Exercise material.
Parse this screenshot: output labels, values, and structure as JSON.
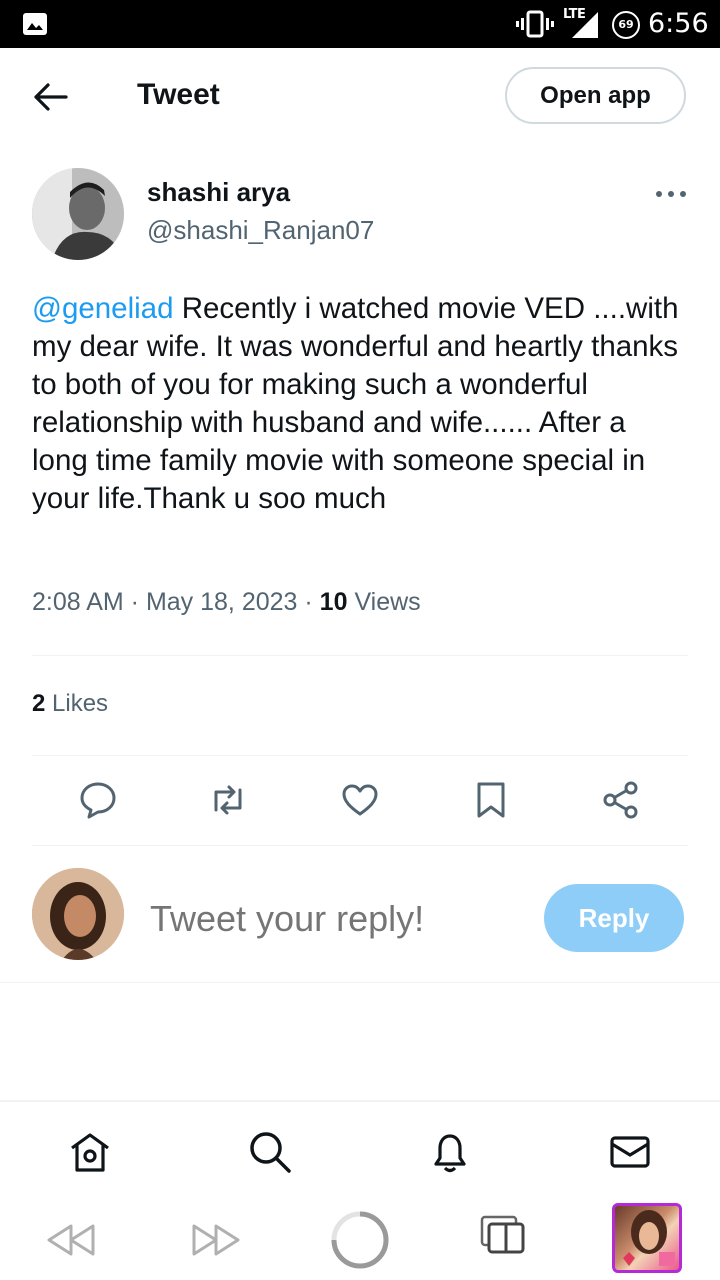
{
  "status_bar": {
    "network": "LTE",
    "battery": "69",
    "time": "6:56"
  },
  "header": {
    "title": "Tweet",
    "open_app": "Open app"
  },
  "tweet": {
    "author_name": "shashi arya",
    "author_handle": "@shashi_Ranjan07",
    "mention": "@geneliad",
    "text": " Recently i watched movie VED ....with my dear wife. It was wonderful and heartly thanks to both of you for making such a wonderful relationship with husband and wife...... After a long time family movie with someone special in your life.Thank u soo much",
    "time": "2:08 AM",
    "date": "May 18, 2023",
    "views_count": "10",
    "views_label": "Views",
    "likes_count": "2",
    "likes_label": "Likes"
  },
  "actions": [
    "reply-icon",
    "retweet-icon",
    "like-icon",
    "bookmark-icon",
    "share-icon"
  ],
  "reply": {
    "placeholder": "Tweet your reply!",
    "button": "Reply"
  },
  "colors": {
    "accent": "#1d9bf0",
    "reply_button": "#8ecdf8",
    "muted_text": "#536471",
    "thumbnail_border": "#b32ad6"
  }
}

Given task.
Return all lines with the word "icon" in them.

Result for this task.
    "reply-icon",
    "retweet-icon",
    "like-icon",
    "bookmark-icon",
    "share-icon"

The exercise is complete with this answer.